### 作業項目
ヘリカルCTについての文章のうち、「ここで念を押しておかなければ」から「定モードで撮るの基本である。」までを、両端の語句も含めて一字一句変えずに打ち直してください。

### 原文抜粋
━━━━━━━━
ヘリカルCT
コードを引きずっていては連続回転はできない。そこでスリップリングといわれるパンタグラフの様な接触式の送電で連続回転を行うことを可能にしたのが次の世代のCTになる。このタイプのCTでは管球を連続して何周でも回転できる。そこで寝台を体軸方向に移動しながら、同時に何周も管球をまわし一定の範囲を一気に撮影できるようになった。
ヘリカルCTとか
らせんCTとかいわれる方法である。これにより肝臓全体とか肺全体とかを、なんとか一回の息度めで撮影できる様になった。しかし厚さ1-2mm程度の薄いスライスだと取れる範囲は限定され、頭部のCTアンギオ等はウィルス動脈輪のみとか限られた範囲の撮影しかできなかった。それでも一呼吸で肺全部とれるなら健診につかって見ようなどということが始まったのもこの頃である。
ここで念を押しておかなければいけないのはなんでもヘリカルモードで取った方がいいわけではないということである。ヘリカル撮影は上下方向にぼかしながら撮影しているわけだから、一断面に限れば画像は寝台を止めて取った方がきれいなのは当然である。動きの問題にならない脳のCTなどはヘリカル対応機でも従来の固定モードで撮るの基本である。
━━━━━━━━
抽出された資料
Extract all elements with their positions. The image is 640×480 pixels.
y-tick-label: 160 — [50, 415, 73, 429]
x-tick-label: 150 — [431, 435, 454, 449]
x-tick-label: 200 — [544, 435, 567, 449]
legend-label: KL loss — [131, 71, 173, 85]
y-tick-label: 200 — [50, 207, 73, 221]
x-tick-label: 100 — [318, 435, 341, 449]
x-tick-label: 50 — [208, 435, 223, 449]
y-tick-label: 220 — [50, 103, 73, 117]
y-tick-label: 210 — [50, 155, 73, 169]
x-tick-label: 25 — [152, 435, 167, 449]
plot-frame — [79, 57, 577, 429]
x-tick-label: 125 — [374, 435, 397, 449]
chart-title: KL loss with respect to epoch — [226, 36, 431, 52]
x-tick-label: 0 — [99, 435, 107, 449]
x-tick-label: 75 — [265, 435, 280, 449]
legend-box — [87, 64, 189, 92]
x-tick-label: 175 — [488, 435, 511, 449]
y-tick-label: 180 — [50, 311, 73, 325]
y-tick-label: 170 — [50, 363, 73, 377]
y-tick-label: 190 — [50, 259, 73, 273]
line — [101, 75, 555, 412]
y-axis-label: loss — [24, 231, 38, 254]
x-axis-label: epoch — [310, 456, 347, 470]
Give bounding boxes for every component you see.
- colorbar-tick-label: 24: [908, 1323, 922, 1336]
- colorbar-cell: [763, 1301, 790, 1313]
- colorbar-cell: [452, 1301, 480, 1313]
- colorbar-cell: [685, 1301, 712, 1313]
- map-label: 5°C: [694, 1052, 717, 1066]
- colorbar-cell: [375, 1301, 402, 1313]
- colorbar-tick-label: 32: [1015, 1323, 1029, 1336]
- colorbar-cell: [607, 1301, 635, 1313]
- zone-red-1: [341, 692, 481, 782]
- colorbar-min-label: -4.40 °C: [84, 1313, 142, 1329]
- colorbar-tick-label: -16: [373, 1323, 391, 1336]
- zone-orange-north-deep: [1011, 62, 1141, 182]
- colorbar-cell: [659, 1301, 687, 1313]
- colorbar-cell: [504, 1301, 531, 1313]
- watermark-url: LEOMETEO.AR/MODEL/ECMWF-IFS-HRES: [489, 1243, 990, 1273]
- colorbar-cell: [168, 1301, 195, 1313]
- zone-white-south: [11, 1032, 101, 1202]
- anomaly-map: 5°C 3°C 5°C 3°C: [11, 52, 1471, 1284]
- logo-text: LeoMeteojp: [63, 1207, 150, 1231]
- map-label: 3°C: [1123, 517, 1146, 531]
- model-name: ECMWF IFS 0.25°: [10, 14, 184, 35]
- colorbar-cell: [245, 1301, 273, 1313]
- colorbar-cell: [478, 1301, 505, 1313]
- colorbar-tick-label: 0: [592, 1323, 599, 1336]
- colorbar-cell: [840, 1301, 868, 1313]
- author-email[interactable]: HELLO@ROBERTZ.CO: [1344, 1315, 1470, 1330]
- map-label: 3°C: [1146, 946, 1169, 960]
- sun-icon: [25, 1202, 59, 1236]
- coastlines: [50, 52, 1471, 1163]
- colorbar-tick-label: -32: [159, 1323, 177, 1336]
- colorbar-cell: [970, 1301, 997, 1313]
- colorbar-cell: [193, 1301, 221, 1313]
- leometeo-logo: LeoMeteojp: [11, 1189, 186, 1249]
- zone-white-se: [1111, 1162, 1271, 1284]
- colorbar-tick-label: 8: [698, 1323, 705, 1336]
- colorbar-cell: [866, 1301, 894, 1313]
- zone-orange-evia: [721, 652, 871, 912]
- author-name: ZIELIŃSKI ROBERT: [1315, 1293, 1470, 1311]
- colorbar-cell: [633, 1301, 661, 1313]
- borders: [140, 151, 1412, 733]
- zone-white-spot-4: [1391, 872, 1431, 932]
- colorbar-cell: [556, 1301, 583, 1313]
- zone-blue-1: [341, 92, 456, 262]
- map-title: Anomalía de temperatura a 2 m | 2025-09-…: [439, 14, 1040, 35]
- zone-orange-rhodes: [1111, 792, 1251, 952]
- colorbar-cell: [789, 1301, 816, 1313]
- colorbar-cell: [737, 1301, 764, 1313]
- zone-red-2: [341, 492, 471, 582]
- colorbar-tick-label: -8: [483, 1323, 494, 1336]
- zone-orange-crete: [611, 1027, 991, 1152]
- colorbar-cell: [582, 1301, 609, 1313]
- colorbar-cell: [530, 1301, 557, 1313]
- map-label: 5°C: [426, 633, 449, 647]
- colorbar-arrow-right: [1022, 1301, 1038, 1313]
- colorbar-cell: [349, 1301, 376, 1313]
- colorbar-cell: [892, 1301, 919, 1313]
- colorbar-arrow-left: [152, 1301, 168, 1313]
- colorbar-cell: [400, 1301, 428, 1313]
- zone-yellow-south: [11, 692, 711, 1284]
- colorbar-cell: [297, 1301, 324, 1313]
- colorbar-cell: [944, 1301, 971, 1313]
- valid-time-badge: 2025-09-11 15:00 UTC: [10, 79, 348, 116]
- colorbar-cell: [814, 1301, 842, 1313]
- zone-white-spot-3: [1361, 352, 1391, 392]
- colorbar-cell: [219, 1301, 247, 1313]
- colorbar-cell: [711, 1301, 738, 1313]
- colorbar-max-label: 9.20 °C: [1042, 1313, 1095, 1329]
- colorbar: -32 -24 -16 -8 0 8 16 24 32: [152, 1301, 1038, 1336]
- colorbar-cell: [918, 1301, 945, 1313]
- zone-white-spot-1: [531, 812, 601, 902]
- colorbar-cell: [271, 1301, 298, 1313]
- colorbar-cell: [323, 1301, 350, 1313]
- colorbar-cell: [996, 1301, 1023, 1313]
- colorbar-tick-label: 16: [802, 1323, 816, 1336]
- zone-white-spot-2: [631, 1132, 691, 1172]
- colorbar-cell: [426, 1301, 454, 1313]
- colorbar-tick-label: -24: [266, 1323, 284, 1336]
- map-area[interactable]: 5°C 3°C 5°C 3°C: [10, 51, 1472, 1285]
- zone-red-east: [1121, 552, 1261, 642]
━━━━━━━━
### 作業結果
ここで念を押しておかなければいけないのはなんでもヘリカルモードで取った方がいいわけではないということである。ヘリカル撮影は上下方向にぼかしながら撮影しているわけだから、一断面に限れば画像は寝台を止めて取った方がきれいなのは当然である。動きの問題にならない脳のCTなどはヘリカル対応機でも従来の固定モードで撮るの基本である。